----- EXTRACTED ENTRIES -----

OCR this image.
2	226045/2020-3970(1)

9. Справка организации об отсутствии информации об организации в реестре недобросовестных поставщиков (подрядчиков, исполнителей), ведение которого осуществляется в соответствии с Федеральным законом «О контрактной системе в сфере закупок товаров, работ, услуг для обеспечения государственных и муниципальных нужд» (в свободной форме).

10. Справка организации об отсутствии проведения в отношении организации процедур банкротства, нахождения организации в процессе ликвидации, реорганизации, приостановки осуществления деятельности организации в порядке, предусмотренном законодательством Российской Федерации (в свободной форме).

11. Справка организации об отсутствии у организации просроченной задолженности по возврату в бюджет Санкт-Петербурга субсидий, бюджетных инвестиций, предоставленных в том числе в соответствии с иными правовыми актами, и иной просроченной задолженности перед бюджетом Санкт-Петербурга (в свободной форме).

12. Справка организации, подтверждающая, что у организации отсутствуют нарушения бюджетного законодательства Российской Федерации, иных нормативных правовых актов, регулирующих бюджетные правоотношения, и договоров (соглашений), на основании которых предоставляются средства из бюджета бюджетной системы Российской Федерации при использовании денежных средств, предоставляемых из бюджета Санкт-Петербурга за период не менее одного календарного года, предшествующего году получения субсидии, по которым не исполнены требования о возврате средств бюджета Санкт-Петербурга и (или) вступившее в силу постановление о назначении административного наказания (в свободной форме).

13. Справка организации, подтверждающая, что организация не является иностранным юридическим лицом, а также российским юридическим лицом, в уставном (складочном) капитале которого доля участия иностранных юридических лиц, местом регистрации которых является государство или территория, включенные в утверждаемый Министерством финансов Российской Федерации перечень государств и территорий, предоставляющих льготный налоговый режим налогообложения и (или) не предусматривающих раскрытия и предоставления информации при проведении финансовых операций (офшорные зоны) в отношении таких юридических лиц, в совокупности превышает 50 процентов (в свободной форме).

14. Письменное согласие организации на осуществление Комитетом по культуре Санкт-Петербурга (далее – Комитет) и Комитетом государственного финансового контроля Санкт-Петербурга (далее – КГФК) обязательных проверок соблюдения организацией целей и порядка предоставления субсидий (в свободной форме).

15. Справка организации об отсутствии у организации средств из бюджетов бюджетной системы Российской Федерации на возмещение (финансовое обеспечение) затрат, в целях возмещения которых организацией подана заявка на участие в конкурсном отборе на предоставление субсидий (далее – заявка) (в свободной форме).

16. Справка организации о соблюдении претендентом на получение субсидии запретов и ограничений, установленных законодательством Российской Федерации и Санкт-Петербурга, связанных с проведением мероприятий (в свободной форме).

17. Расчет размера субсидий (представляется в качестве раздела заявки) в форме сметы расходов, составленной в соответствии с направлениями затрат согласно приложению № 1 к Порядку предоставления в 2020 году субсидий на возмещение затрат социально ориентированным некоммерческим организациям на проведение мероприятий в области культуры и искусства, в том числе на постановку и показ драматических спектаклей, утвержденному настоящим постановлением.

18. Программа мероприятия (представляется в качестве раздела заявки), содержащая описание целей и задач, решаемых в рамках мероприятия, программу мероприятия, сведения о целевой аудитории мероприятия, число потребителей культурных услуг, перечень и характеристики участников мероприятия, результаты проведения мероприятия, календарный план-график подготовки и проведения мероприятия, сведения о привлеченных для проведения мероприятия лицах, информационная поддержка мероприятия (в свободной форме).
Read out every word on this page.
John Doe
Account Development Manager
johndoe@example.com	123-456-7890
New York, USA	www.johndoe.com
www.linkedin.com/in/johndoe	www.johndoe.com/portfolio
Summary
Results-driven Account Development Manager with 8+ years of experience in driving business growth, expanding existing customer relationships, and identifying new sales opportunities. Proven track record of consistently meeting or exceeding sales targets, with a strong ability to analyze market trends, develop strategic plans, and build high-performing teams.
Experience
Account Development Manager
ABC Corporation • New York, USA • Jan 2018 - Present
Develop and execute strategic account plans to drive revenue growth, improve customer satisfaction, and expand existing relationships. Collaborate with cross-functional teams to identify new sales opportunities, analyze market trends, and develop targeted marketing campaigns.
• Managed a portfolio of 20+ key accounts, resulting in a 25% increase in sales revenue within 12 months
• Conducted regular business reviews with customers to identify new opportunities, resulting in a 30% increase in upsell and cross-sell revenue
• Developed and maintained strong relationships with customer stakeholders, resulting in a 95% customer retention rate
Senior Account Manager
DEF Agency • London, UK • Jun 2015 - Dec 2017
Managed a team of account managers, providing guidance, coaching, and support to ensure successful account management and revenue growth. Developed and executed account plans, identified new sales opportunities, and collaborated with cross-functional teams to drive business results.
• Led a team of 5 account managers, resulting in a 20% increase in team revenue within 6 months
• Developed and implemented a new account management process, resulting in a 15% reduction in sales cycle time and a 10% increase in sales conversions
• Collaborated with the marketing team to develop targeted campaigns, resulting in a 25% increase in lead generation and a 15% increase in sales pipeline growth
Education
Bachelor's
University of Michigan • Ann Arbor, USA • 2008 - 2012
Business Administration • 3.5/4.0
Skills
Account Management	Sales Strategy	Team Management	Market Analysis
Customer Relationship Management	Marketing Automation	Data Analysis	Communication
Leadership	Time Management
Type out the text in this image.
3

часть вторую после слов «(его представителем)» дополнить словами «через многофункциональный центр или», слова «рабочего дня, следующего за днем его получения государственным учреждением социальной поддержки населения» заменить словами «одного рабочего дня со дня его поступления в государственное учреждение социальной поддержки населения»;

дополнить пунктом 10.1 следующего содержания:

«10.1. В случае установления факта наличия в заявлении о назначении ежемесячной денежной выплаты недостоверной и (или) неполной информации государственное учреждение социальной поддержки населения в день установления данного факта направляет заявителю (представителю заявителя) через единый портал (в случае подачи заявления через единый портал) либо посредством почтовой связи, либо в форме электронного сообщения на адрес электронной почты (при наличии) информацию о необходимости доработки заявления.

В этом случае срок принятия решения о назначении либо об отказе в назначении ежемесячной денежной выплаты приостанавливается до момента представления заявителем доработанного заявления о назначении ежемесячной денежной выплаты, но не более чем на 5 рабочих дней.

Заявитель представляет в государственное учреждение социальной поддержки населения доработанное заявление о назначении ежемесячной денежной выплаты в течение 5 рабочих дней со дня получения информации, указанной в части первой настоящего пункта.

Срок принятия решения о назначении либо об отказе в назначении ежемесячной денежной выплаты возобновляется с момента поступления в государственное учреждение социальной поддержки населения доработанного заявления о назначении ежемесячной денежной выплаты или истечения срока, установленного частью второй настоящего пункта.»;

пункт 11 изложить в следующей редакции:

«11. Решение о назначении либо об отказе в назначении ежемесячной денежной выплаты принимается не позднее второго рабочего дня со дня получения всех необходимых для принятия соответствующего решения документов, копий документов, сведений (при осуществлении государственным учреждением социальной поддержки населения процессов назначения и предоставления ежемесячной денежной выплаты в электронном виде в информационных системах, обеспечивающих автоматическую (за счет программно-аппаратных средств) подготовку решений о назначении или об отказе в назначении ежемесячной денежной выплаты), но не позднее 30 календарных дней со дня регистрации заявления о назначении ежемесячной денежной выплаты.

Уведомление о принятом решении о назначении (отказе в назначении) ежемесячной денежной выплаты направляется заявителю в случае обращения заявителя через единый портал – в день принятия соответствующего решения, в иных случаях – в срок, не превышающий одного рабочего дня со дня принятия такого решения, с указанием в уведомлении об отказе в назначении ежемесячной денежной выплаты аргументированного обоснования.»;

-----

From the entries above, extract each line containing "раздела".

17. Расчет размера субсидий (представляется в качестве раздела заявки) в форме сметы расходов, составленной в соответствии с направлениями затрат согласно приложению № 1 к Порядку предоставления в 2020 году субсидий на возмещение затрат социально ориентированным некоммерческим организациям на проведение мероприятий в области культуры и искусства, в том числе на постановку и показ драматических спектаклей, утвержденному настоящим постановлением.
18. Программа мероприятия (представляется в качестве раздела заявки), содержащая описание целей и задач, решаемых в рамках мероприятия, программу мероприятия, сведения о целевой аудитории мероприятия, число потребителей культурных услуг, перечень и характеристики участников мероприятия, результаты проведения мероприятия, календарный план-график подготовки и проведения мероприятия, сведения о привлеченных для проведения мероприятия лицах, информационная поддержка мероприятия (в свободной форме).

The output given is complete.